> **WRITTEN REQUEST**:
Read the lines below. Copy out any that hold the string "object".

____ EXTRACTED INFORMATION

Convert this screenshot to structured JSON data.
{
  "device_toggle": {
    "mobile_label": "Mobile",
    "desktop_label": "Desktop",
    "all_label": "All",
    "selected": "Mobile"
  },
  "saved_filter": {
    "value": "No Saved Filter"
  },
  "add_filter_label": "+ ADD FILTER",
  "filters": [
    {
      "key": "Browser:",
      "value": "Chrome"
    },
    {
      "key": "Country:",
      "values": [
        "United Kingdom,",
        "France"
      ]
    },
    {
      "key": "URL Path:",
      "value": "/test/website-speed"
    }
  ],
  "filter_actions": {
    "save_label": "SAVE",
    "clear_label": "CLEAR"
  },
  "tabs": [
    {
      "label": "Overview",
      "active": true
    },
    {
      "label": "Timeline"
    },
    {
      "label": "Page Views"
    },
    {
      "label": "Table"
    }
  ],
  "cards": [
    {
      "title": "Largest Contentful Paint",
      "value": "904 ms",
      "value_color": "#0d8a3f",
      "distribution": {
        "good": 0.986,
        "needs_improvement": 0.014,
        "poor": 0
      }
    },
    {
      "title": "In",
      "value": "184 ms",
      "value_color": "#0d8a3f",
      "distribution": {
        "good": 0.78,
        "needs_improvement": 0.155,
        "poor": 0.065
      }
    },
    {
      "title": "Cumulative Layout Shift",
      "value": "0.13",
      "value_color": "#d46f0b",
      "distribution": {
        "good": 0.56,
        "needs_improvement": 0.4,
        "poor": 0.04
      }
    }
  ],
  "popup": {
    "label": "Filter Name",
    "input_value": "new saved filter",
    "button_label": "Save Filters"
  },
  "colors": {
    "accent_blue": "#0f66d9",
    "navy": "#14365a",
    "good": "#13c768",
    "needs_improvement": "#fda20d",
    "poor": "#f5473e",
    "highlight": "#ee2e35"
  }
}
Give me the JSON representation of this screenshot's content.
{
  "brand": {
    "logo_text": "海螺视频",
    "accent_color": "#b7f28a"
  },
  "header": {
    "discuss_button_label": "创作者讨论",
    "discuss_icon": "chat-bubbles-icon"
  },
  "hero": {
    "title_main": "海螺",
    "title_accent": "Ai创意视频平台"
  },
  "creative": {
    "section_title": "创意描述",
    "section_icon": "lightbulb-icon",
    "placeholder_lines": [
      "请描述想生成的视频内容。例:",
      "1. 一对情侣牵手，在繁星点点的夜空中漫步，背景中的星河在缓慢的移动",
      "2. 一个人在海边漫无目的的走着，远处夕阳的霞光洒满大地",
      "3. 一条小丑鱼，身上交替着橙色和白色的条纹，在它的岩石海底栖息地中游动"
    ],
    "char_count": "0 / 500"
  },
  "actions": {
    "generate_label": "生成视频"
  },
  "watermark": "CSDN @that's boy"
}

________
____ EXTRACTED INFORMATION

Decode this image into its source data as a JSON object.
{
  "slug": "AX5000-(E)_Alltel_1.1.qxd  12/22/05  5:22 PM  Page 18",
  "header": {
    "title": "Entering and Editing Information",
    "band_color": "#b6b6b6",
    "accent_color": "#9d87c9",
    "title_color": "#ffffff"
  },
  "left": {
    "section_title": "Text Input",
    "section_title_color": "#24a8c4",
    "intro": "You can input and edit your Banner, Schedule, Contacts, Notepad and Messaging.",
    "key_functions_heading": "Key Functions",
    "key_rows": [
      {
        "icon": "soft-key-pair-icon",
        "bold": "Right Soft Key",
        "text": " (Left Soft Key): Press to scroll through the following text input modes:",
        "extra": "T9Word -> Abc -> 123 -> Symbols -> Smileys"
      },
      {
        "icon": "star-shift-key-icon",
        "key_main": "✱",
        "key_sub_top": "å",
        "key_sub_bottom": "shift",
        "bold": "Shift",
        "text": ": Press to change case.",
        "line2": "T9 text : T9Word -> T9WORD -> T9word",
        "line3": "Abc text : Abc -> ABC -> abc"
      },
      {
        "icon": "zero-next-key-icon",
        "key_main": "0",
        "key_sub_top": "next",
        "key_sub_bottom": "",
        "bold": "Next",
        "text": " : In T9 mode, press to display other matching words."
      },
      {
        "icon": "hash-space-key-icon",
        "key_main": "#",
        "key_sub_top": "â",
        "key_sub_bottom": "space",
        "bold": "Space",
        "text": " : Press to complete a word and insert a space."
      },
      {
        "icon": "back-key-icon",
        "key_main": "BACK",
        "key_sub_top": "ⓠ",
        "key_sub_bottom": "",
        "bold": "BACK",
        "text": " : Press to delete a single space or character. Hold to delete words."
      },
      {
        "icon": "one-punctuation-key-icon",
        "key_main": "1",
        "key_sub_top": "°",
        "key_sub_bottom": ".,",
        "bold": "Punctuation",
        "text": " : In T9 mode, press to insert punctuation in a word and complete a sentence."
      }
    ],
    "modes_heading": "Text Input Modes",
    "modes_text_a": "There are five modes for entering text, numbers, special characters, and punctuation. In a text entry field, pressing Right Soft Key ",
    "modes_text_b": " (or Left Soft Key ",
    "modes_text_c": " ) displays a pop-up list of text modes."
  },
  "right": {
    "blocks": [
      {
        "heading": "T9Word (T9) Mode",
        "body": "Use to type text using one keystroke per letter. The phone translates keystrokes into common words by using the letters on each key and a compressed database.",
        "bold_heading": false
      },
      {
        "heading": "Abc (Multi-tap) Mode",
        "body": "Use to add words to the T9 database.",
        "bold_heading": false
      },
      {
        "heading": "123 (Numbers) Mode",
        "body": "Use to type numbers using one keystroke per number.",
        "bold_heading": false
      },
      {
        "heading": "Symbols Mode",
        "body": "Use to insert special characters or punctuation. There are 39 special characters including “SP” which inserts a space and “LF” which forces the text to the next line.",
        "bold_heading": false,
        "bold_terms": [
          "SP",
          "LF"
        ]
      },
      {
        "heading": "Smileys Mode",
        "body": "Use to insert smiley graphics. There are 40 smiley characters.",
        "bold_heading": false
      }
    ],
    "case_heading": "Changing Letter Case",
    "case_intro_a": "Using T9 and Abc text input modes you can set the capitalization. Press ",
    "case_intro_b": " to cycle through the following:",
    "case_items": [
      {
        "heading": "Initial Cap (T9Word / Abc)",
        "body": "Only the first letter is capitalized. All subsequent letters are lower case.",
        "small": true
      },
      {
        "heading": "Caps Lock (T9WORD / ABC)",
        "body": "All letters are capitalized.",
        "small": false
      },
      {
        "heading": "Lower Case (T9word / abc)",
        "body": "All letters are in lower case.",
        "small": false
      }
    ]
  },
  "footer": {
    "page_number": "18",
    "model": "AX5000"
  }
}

________
____ EXTRACTED INFORMATION

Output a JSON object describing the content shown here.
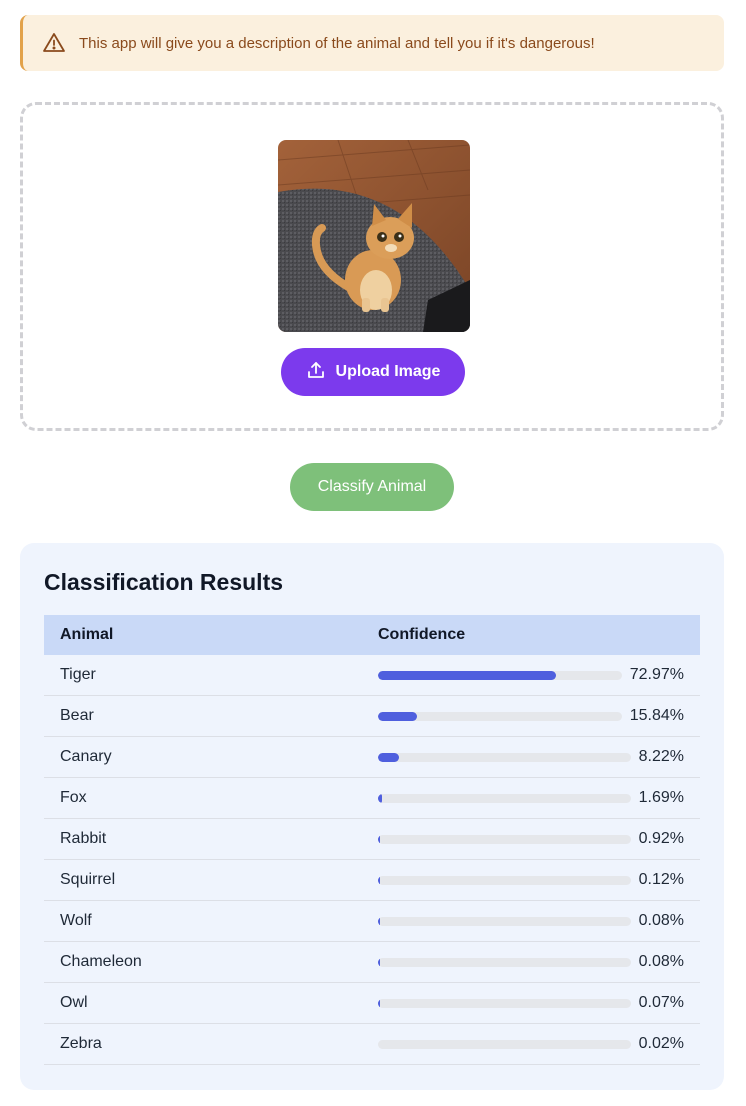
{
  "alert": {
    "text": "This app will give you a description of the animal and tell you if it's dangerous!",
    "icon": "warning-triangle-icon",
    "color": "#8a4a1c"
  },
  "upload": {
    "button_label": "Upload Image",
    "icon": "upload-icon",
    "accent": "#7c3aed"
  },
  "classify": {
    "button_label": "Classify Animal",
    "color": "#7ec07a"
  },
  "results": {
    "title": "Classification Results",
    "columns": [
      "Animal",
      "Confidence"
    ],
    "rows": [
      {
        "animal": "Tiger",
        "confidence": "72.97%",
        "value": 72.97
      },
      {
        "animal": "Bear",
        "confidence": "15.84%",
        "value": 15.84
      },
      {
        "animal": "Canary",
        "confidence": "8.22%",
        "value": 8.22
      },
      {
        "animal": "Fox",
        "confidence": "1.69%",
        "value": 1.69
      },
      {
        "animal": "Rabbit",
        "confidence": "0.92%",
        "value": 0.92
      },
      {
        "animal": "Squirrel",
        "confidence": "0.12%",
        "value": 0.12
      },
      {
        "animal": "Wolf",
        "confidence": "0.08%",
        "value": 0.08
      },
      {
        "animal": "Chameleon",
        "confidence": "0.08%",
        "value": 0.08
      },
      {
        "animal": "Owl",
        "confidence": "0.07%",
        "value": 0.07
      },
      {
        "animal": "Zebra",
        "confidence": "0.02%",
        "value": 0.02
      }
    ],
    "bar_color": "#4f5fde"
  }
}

________

> **IN RESPONSE**:
Decode this image into its source data as a JSON object.
Output a JSON object describing the content shown here.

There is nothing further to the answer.